What the exercise asks: Copy every line of the data that includes the string "было".

Saved data entries
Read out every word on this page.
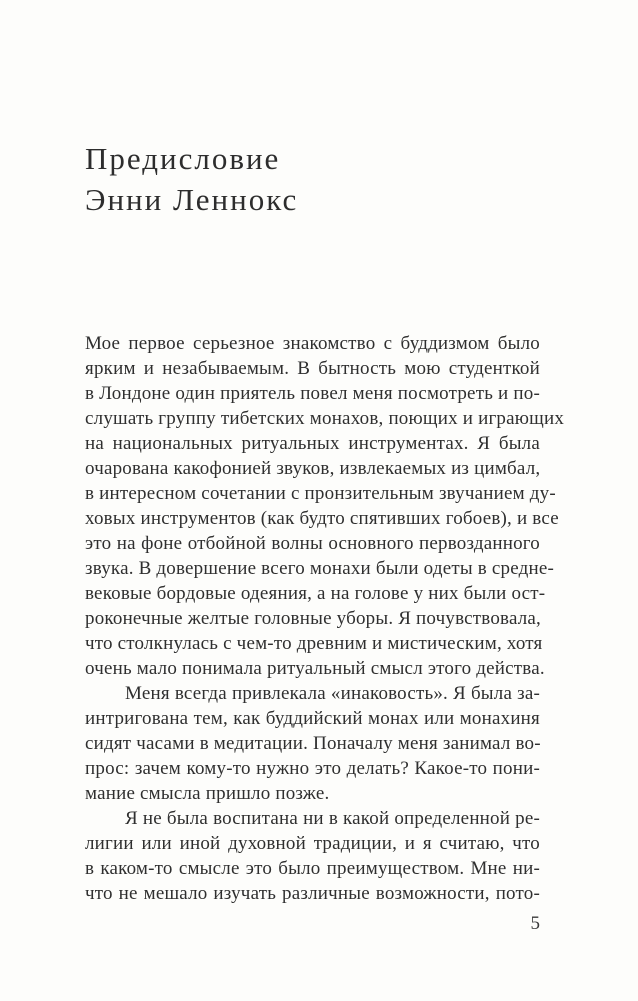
Предисловие
Энни Леннокс
Мое первое серьезное знакомство с буддизмом было
ярким и незабываемым. В бытность мою студенткой
в Лондоне один приятель повел меня посмотреть и по-
слушать группу тибетских монахов, поющих и играющих
на национальных ритуальных инструментах. Я была
очарована какофонией звуков, извлекаемых из цимбал,
в интересном сочетании с пронзительным звучанием ду-
ховых инструментов (как будто спятивших гобоев), и все
это на фоне отбойной волны основного первозданного
звука. В довершение всего монахи были одеты в средне-
вековые бордовые одеяния, а на голове у них были ост-
роконечные желтые головные уборы. Я почувствовала,
что столкнулась с чем-то древним и мистическим, хотя
очень мало понимала ритуальный смысл этого действа.
Меня всегда привлекала «инаковость». Я была за-
интригована тем, как буддийский монах или монахиня
сидят часами в медитации. Поначалу меня занимал во-
прос: зачем кому-то нужно это делать? Какое-то пони-
мание смысла пришло позже.
Я не была воспитана ни в какой определенной ре-
лигии или иной духовной традиции, и я считаю, что
в каком-то смысле это было преимуществом. Мне ни-
что не мешало изучать различные возможности, пото-
5
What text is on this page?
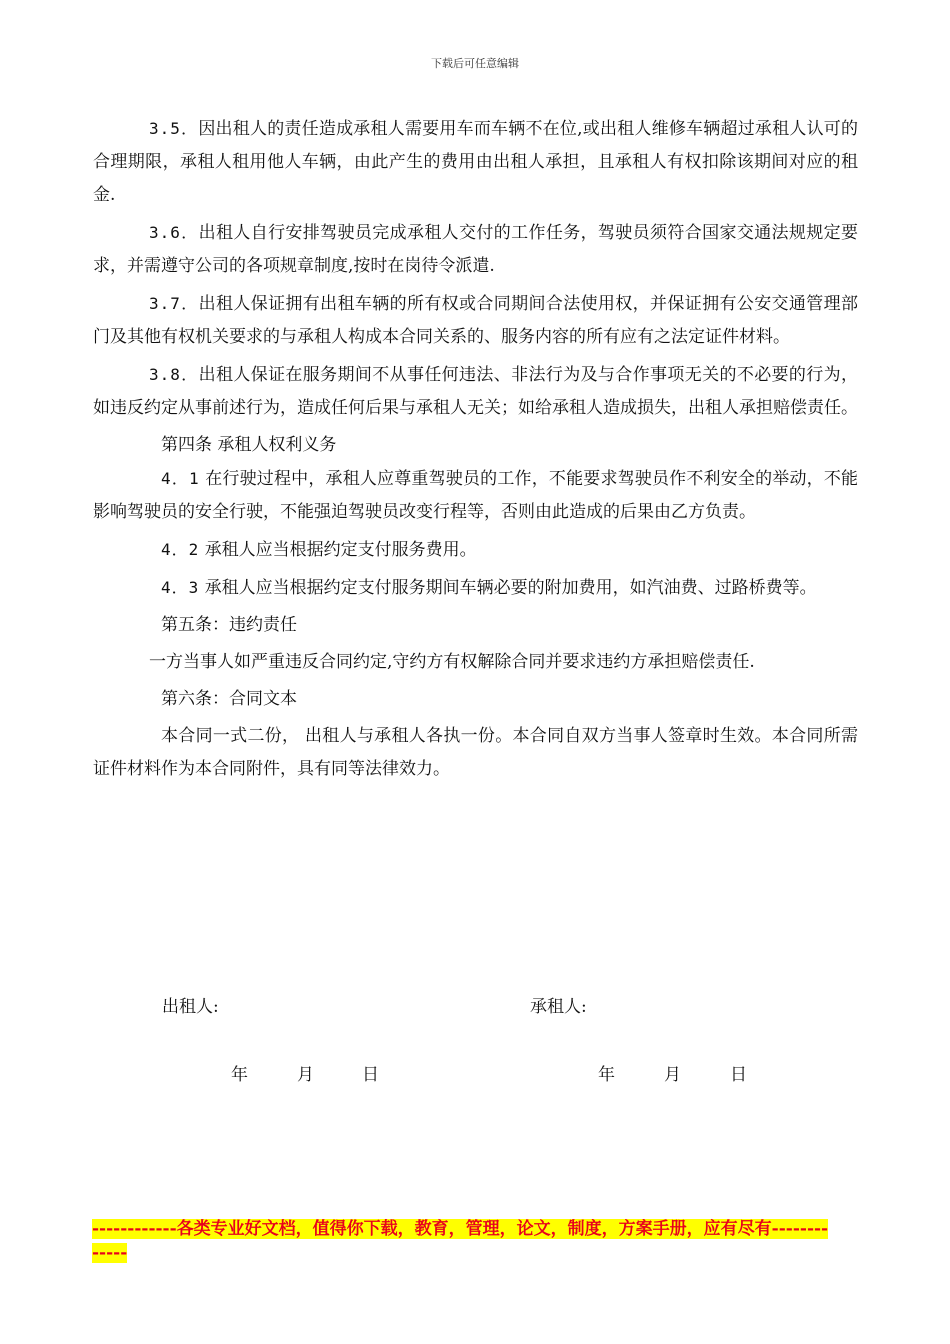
下载后可任意编辑

3.5．因出租人的责任造成承租人需要用车而车辆不在位,或出租人维修车辆超过承租人认可的合理期限，承租人租用他人车辆，由此产生的费用由出租人承担，且承租人有权扣除该期间对应的租金.

3.6．出租人自行安排驾驶员完成承租人交付的工作任务，驾驶员须符合国家交通法规规定要求，并需遵守公司的各项规章制度,按时在岗待令派遣.

3.7．出租人保证拥有出租车辆的所有权或合同期间合法使用权，并保证拥有公安交通管理部门及其他有权机关要求的与承租人构成本合同关系的、服务内容的所有应有之法定证件材料。

3.8．出租人保证在服务期间不从事任何违法、非法行为及与合作事项无关的不必要的行为，如违反约定从事前述行为，造成任何后果与承租人无关；如给承租人造成损失，出租人承担赔偿责任。

第四条 承租人权利义务

4．1 在行驶过程中，承租人应尊重驾驶员的工作，不能要求驾驶员作不利安全的举动，不能影响驾驶员的安全行驶，不能强迫驾驶员改变行程等，否则由此造成的后果由乙方负责。

4．2 承租人应当根据约定支付服务费用。

4．3 承租人应当根据约定支付服务期间车辆必要的附加费用，如汽油费、过路桥费等。

第五条：违约责任

一方当事人如严重违反合同约定,守约方有权解除合同并要求违约方承担赔偿责任.

第六条：合同文本

本合同一式二份， 出租人与承租人各执一份。本合同自双方当事人签章时生效。本合同所需证件材料作为本合同附件，具有同等法律效力。

出租人:	承租人:
年	月	日	年	月	日
------------各类专业好文档，值得你下载，教育，管理，论文，制度，方案手册，应有尽有-------------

Complete answer:
Мое первое серьезное знакомство с буддизмом было
в каком-то смысле это было преимуществом. Мне ни-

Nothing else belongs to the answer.